Records excerpted from a collection
◇ ◇ ◇ ◇ ◇

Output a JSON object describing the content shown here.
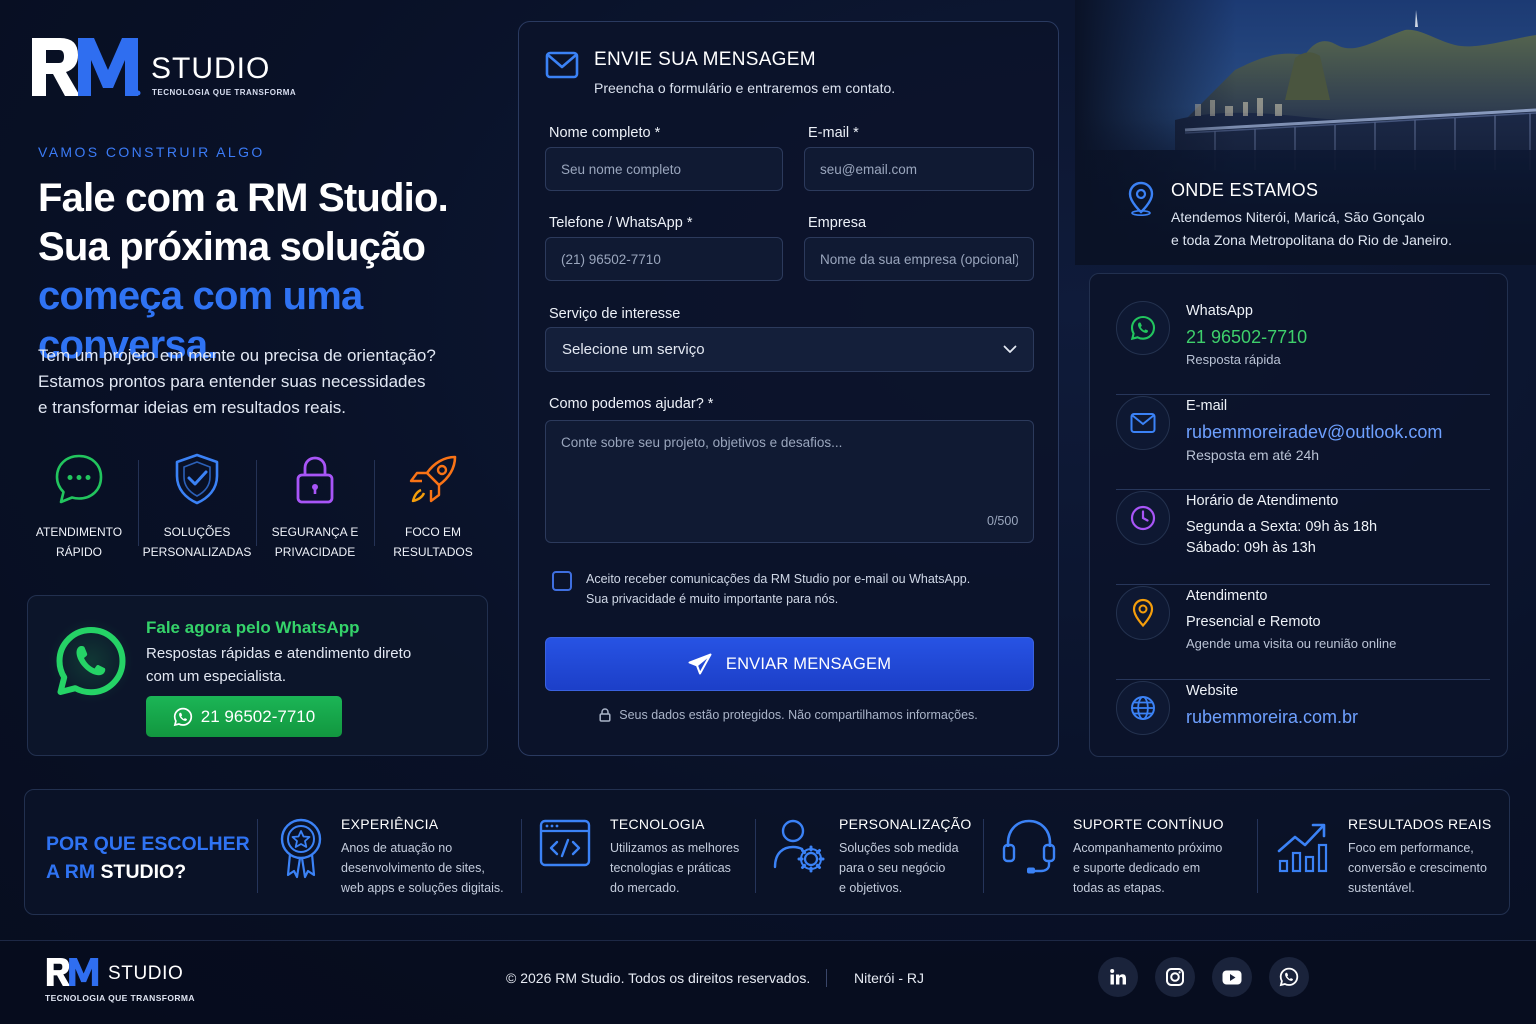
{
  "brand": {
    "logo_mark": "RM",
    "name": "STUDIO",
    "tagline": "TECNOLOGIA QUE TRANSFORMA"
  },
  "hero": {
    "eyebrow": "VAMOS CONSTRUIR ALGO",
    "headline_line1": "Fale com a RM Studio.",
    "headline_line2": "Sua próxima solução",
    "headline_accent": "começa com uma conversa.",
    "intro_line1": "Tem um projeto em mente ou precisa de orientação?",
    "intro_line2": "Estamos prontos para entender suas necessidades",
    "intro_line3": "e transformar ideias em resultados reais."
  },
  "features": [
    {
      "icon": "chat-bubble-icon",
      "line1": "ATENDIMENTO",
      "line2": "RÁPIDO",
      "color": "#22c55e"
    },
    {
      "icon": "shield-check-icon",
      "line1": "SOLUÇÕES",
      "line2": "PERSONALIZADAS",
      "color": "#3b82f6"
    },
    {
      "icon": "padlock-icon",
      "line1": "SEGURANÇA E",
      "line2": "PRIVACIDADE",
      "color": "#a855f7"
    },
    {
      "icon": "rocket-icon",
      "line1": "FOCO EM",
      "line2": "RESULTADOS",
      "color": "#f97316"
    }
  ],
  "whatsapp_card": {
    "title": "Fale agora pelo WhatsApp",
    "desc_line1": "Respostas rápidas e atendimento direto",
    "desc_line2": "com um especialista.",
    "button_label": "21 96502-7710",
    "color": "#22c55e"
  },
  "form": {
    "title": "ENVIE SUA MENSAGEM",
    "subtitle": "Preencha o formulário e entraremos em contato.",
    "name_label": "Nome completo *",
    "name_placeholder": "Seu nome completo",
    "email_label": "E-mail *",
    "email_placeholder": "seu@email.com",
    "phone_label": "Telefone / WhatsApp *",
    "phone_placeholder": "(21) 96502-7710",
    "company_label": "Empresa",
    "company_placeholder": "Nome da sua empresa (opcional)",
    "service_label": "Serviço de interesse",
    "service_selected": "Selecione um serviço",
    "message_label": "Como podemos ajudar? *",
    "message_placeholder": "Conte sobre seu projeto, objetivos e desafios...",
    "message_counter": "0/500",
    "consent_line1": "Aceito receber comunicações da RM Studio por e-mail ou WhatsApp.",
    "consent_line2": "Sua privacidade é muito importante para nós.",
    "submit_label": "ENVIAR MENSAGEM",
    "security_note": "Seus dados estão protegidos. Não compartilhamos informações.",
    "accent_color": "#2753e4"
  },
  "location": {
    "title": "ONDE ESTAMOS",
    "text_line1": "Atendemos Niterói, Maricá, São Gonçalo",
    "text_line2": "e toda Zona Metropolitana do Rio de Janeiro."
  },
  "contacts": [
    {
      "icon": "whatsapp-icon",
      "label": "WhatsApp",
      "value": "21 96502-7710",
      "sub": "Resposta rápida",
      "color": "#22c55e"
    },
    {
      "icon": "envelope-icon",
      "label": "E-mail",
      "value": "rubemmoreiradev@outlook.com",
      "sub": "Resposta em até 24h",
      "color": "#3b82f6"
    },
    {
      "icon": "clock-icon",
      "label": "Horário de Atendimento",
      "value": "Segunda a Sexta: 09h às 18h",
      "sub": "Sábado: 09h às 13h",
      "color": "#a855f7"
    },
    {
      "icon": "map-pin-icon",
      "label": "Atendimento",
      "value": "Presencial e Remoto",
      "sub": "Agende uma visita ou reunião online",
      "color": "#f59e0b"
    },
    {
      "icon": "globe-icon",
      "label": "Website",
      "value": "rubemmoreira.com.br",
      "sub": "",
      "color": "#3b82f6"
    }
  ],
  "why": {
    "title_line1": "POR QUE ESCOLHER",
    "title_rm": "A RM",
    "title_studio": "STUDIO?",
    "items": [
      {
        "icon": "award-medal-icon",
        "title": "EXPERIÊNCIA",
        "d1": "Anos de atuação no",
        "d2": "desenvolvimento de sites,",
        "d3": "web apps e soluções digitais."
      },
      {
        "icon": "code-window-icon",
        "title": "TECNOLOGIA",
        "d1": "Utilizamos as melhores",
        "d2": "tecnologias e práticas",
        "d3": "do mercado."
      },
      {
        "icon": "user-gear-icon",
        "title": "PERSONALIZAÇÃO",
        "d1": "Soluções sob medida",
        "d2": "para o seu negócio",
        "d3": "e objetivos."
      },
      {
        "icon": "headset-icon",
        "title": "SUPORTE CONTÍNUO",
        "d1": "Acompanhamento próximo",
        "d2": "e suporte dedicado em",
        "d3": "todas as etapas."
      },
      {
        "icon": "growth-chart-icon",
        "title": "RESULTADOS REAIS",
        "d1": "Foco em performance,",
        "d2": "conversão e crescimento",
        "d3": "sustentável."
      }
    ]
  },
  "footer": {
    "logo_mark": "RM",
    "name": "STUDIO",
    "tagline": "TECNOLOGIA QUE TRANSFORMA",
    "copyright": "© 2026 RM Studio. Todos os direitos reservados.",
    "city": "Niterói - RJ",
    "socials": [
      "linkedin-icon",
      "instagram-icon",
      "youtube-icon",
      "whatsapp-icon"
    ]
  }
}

◇ ◇ ◇ ◇ ◇

Transcribe each entry precisely as given, leaving the pictures out.

Output a JSON object describing the content shown here.
{
  "brand": {
    "logo_mark": "RM",
    "name": "STUDIO",
    "tagline": "TECNOLOGIA QUE TRANSFORMA"
  },
  "hero": {
    "eyebrow": "VAMOS CONSTRUIR ALGO",
    "headline_line1": "Fale com a RM Studio.",
    "headline_line2": "Sua próxima solução",
    "headline_accent": "começa com uma conversa.",
    "intro_line1": "Tem um projeto em mente ou precisa de orientação?",
    "intro_line2": "Estamos prontos para entender suas necessidades",
    "intro_line3": "e transformar ideias em resultados reais."
  },
  "features": [
    {
      "icon": "chat-bubble-icon",
      "line1": "ATENDIMENTO",
      "line2": "RÁPIDO",
      "color": "#22c55e"
    },
    {
      "icon": "shield-check-icon",
      "line1": "SOLUÇÕES",
      "line2": "PERSONALIZADAS",
      "color": "#3b82f6"
    },
    {
      "icon": "padlock-icon",
      "line1": "SEGURANÇA E",
      "line2": "PRIVACIDADE",
      "color": "#a855f7"
    },
    {
      "icon": "rocket-icon",
      "line1": "FOCO EM",
      "line2": "RESULTADOS",
      "color": "#f97316"
    }
  ],
  "whatsapp_card": {
    "title": "Fale agora pelo WhatsApp",
    "desc_line1": "Respostas rápidas e atendimento direto",
    "desc_line2": "com um especialista.",
    "button_label": "21 96502-7710",
    "color": "#22c55e"
  },
  "form": {
    "title": "ENVIE SUA MENSAGEM",
    "subtitle": "Preencha o formulário e entraremos em contato.",
    "name_label": "Nome completo *",
    "name_placeholder": "Seu nome completo",
    "email_label": "E-mail *",
    "email_placeholder": "seu@email.com",
    "phone_label": "Telefone / WhatsApp *",
    "phone_placeholder": "(21) 96502-7710",
    "company_label": "Empresa",
    "company_placeholder": "Nome da sua empresa (opcional)",
    "service_label": "Serviço de interesse",
    "service_selected": "Selecione um serviço",
    "message_label": "Como podemos ajudar? *",
    "message_placeholder": "Conte sobre seu projeto, objetivos e desafios...",
    "message_counter": "0/500",
    "consent_line1": "Aceito receber comunicações da RM Studio por e-mail ou WhatsApp.",
    "consent_line2": "Sua privacidade é muito importante para nós.",
    "submit_label": "ENVIAR MENSAGEM",
    "security_note": "Seus dados estão protegidos. Não compartilhamos informações.",
    "accent_color": "#2753e4"
  },
  "location": {
    "title": "ONDE ESTAMOS",
    "text_line1": "Atendemos Niterói, Maricá, São Gonçalo",
    "text_line2": "e toda Zona Metropolitana do Rio de Janeiro."
  },
  "contacts": [
    {
      "icon": "whatsapp-icon",
      "label": "WhatsApp",
      "value": "21 96502-7710",
      "sub": "Resposta rápida",
      "color": "#22c55e"
    },
    {
      "icon": "envelope-icon",
      "label": "E-mail",
      "value": "rubemmoreiradev@outlook.com",
      "sub": "Resposta em até 24h",
      "color": "#3b82f6"
    },
    {
      "icon": "clock-icon",
      "label": "Horário de Atendimento",
      "value": "Segunda a Sexta: 09h às 18h",
      "sub": "Sábado: 09h às 13h",
      "color": "#a855f7"
    },
    {
      "icon": "map-pin-icon",
      "label": "Atendimento",
      "value": "Presencial e Remoto",
      "sub": "Agende uma visita ou reunião online",
      "color": "#f59e0b"
    },
    {
      "icon": "globe-icon",
      "label": "Website",
      "value": "rubemmoreira.com.br",
      "sub": "",
      "color": "#3b82f6"
    }
  ],
  "why": {
    "title_line1": "POR QUE ESCOLHER",
    "title_rm": "A RM",
    "title_studio": "STUDIO?",
    "items": [
      {
        "icon": "award-medal-icon",
        "title": "EXPERIÊNCIA",
        "d1": "Anos de atuação no",
        "d2": "desenvolvimento de sites,",
        "d3": "web apps e soluções digitais."
      },
      {
        "icon": "code-window-icon",
        "title": "TECNOLOGIA",
        "d1": "Utilizamos as melhores",
        "d2": "tecnologias e práticas",
        "d3": "do mercado."
      },
      {
        "icon": "user-gear-icon",
        "title": "PERSONALIZAÇÃO",
        "d1": "Soluções sob medida",
        "d2": "para o seu negócio",
        "d3": "e objetivos."
      },
      {
        "icon": "headset-icon",
        "title": "SUPORTE CONTÍNUO",
        "d1": "Acompanhamento próximo",
        "d2": "e suporte dedicado em",
        "d3": "todas as etapas."
      },
      {
        "icon": "growth-chart-icon",
        "title": "RESULTADOS REAIS",
        "d1": "Foco em performance,",
        "d2": "conversão e crescimento",
        "d3": "sustentável."
      }
    ]
  },
  "footer": {
    "logo_mark": "RM",
    "name": "STUDIO",
    "tagline": "TECNOLOGIA QUE TRANSFORMA",
    "copyright": "© 2026 RM Studio. Todos os direitos reservados.",
    "city": "Niterói - RJ",
    "socials": [
      "linkedin-icon",
      "instagram-icon",
      "youtube-icon",
      "whatsapp-icon"
    ]
  }
}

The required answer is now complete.